** Work required **
Copy the records from the first line through the line with "bar [515, 78, 534, 338]", swapping "legend-swatch" for "legend-marker" and leaving everything else the same.

** Records provided **

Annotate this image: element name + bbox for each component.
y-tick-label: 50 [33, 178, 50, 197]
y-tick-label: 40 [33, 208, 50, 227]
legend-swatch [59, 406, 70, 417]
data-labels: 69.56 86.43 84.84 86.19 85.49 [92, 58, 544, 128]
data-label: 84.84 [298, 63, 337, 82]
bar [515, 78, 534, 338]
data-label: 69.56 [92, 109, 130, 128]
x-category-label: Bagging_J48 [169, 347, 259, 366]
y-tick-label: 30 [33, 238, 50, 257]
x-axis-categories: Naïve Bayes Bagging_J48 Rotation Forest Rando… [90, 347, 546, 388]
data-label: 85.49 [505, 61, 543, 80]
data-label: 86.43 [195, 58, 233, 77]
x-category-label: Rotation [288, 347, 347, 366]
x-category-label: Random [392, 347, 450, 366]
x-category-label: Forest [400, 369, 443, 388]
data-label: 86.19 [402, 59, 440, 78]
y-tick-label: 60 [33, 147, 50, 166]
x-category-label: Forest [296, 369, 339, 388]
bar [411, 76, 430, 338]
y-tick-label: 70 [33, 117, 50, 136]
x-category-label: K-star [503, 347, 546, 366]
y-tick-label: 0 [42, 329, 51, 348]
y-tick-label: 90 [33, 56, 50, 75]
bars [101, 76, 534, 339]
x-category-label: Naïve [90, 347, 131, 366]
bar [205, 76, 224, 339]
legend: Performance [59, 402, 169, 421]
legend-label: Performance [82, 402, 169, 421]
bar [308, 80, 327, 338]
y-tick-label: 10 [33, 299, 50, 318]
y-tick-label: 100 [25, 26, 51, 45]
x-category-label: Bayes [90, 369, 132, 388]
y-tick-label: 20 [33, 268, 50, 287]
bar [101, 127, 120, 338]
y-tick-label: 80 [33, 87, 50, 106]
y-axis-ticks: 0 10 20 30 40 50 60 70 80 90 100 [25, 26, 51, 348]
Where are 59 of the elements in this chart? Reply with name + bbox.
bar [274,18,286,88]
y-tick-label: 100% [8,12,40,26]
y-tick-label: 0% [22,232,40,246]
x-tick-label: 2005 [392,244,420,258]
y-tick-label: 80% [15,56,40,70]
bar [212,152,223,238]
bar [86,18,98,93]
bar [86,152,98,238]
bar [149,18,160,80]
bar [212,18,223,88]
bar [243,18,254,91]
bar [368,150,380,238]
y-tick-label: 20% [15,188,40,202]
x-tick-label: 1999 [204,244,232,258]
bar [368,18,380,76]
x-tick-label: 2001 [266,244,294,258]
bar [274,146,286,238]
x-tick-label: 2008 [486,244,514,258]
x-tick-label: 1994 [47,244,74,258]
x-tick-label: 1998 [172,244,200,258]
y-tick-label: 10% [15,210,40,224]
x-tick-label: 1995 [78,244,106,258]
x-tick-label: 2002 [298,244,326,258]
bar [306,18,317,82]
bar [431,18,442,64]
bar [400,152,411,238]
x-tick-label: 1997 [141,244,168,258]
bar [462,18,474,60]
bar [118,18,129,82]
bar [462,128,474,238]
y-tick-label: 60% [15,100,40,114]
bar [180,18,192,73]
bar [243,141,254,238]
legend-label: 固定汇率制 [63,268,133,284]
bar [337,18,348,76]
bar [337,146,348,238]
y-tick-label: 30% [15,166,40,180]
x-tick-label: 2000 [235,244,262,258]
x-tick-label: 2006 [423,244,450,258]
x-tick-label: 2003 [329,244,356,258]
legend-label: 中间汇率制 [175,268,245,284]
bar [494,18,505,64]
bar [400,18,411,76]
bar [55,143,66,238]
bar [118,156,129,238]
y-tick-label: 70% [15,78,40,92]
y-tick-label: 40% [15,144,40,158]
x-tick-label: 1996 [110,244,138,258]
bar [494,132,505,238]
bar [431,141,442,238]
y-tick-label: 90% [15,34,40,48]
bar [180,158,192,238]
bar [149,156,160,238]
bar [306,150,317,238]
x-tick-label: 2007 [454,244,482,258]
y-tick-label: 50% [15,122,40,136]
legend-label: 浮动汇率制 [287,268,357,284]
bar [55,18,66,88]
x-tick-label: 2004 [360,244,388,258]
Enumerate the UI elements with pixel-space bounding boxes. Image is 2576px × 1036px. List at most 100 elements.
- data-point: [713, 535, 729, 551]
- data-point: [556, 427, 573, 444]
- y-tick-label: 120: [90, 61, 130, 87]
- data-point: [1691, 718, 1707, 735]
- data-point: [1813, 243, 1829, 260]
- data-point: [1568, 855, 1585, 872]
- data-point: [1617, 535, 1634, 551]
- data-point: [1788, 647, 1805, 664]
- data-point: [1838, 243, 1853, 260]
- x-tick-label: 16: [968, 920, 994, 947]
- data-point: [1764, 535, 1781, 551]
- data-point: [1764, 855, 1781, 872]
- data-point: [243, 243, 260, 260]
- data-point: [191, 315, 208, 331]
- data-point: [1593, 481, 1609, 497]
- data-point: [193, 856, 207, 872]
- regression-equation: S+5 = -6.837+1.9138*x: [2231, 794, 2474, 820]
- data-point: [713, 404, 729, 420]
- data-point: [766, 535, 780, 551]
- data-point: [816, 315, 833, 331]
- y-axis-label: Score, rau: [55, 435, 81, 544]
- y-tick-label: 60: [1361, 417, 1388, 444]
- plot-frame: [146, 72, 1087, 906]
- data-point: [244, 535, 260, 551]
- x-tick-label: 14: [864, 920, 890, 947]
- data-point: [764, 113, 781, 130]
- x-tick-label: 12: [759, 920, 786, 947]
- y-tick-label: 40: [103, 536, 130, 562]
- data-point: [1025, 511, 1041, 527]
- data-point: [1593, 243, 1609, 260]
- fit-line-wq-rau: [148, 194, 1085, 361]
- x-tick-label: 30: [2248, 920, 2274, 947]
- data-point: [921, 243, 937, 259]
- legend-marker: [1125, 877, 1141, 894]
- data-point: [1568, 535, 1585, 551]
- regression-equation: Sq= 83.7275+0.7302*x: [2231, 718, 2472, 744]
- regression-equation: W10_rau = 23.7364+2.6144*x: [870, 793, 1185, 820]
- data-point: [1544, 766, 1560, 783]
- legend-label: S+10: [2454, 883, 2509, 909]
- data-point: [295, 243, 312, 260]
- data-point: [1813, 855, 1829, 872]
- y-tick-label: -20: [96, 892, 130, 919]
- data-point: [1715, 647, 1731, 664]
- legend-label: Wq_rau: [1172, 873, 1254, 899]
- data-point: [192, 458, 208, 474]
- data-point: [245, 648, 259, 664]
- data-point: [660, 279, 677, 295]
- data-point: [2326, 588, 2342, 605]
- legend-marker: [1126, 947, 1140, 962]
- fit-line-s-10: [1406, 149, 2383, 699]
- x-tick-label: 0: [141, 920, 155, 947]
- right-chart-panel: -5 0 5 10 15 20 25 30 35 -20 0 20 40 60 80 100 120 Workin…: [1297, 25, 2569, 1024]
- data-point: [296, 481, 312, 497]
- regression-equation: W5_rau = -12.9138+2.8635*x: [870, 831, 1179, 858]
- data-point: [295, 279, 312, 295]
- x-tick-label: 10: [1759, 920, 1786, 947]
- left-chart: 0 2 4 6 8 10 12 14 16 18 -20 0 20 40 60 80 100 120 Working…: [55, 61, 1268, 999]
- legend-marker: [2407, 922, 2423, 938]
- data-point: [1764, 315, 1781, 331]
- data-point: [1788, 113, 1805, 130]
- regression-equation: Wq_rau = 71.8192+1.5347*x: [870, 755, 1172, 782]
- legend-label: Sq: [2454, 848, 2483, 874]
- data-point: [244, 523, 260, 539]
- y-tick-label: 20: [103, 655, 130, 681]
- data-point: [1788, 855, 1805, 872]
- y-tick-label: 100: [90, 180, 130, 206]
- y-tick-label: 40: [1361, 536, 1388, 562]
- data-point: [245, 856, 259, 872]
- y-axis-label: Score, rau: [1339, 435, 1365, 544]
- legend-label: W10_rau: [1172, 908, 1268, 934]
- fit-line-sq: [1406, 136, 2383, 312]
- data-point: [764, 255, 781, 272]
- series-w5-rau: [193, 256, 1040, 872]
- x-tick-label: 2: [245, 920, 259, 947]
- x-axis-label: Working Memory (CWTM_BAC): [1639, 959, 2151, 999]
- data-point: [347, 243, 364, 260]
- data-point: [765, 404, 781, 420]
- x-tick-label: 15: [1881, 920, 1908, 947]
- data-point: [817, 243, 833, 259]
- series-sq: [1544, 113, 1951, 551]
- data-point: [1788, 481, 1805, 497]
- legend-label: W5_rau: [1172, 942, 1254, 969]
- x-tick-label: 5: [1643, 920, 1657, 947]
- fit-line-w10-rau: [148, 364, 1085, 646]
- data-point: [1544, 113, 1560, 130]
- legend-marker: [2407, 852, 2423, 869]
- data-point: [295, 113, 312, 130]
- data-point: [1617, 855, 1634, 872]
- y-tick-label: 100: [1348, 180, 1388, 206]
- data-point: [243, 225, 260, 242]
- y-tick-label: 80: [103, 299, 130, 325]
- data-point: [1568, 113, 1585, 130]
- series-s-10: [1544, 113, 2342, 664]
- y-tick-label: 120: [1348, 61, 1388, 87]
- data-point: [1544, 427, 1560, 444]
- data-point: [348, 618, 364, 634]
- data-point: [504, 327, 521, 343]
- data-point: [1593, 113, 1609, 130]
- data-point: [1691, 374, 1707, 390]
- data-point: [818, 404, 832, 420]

** The solution **
Annotate this image: element name + bbox for each component.
y-tick-label: 50 [33, 178, 50, 197]
y-tick-label: 40 [33, 208, 50, 227]
legend-marker [59, 406, 70, 417]
data-labels: 69.56 86.43 84.84 86.19 85.49 [92, 58, 544, 128]
data-label: 84.84 [298, 63, 337, 82]
bar [515, 78, 534, 338]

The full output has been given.